== EXCERPTED RECORDS

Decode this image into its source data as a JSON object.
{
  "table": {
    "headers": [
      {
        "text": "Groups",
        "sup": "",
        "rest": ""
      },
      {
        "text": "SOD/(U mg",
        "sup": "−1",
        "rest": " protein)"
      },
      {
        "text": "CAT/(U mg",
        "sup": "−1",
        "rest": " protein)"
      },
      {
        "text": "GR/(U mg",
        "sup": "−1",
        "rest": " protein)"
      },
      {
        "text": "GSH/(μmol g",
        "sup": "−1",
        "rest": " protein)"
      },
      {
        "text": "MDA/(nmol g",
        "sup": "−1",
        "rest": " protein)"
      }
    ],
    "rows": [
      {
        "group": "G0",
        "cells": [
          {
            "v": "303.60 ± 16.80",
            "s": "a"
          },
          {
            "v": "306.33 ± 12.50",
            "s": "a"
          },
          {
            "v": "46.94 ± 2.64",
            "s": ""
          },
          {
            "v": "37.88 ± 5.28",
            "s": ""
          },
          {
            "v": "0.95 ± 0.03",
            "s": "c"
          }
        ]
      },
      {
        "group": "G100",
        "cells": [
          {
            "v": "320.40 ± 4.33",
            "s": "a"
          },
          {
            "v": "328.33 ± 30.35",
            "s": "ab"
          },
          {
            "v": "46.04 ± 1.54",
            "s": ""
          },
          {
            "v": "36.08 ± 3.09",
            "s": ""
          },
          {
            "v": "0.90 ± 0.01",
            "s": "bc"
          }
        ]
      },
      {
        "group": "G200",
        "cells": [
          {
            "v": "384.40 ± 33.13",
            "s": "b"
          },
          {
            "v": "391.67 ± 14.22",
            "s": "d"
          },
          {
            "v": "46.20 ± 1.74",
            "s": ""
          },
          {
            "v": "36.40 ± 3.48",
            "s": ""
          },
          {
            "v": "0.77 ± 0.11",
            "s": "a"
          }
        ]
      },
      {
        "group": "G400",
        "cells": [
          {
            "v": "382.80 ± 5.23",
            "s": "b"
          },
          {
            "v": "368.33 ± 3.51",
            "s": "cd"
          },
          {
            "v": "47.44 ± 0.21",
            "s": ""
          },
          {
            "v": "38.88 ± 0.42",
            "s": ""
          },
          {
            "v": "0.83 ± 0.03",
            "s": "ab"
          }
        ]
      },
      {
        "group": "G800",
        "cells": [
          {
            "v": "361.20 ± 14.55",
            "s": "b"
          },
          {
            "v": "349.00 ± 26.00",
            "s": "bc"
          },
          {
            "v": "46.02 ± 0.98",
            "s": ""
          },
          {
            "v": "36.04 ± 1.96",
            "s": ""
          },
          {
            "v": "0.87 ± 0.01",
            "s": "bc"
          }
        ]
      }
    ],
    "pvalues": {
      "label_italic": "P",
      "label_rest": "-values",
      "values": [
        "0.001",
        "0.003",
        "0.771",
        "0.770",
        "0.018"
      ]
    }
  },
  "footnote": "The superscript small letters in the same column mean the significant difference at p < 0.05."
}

====

- EXERCISE OBJECTIVE: The whole listing should be transcribed word for word.

- OUTPUT BELOW:
Decode this image into its source data as a JSON object.
{
  "table": {
    "headers": [
      {
        "text": "Groups",
        "sup": "",
        "rest": ""
      },
      {
        "text": "SOD/(U mg",
        "sup": "−1",
        "rest": " protein)"
      },
      {
        "text": "CAT/(U mg",
        "sup": "−1",
        "rest": " protein)"
      },
      {
        "text": "GR/(U mg",
        "sup": "−1",
        "rest": " protein)"
      },
      {
        "text": "GSH/(μmol g",
        "sup": "−1",
        "rest": " protein)"
      },
      {
        "text": "MDA/(nmol g",
        "sup": "−1",
        "rest": " protein)"
      }
    ],
    "rows": [
      {
        "group": "G0",
        "cells": [
          {
            "v": "303.60 ± 16.80",
            "s": "a"
          },
          {
            "v": "306.33 ± 12.50",
            "s": "a"
          },
          {
            "v": "46.94 ± 2.64",
            "s": ""
          },
          {
            "v": "37.88 ± 5.28",
            "s": ""
          },
          {
            "v": "0.95 ± 0.03",
            "s": "c"
          }
        ]
      },
      {
        "group": "G100",
        "cells": [
          {
            "v": "320.40 ± 4.33",
            "s": "a"
          },
          {
            "v": "328.33 ± 30.35",
            "s": "ab"
          },
          {
            "v": "46.04 ± 1.54",
            "s": ""
          },
          {
            "v": "36.08 ± 3.09",
            "s": ""
          },
          {
            "v": "0.90 ± 0.01",
            "s": "bc"
          }
        ]
      },
      {
        "group": "G200",
        "cells": [
          {
            "v": "384.40 ± 33.13",
            "s": "b"
          },
          {
            "v": "391.67 ± 14.22",
            "s": "d"
          },
          {
            "v": "46.20 ± 1.74",
            "s": ""
          },
          {
            "v": "36.40 ± 3.48",
            "s": ""
          },
          {
            "v": "0.77 ± 0.11",
            "s": "a"
          }
        ]
      },
      {
        "group": "G400",
        "cells": [
          {
            "v": "382.80 ± 5.23",
            "s": "b"
          },
          {
            "v": "368.33 ± 3.51",
            "s": "cd"
          },
          {
            "v": "47.44 ± 0.21",
            "s": ""
          },
          {
            "v": "38.88 ± 0.42",
            "s": ""
          },
          {
            "v": "0.83 ± 0.03",
            "s": "ab"
          }
        ]
      },
      {
        "group": "G800",
        "cells": [
          {
            "v": "361.20 ± 14.55",
            "s": "b"
          },
          {
            "v": "349.00 ± 26.00",
            "s": "bc"
          },
          {
            "v": "46.02 ± 0.98",
            "s": ""
          },
          {
            "v": "36.04 ± 1.96",
            "s": ""
          },
          {
            "v": "0.87 ± 0.01",
            "s": "bc"
          }
        ]
      }
    ],
    "pvalues": {
      "label_italic": "P",
      "label_rest": "-values",
      "values": [
        "0.001",
        "0.003",
        "0.771",
        "0.770",
        "0.018"
      ]
    }
  },
  "footnote": "The superscript small letters in the same column mean the significant difference at p < 0.05."
}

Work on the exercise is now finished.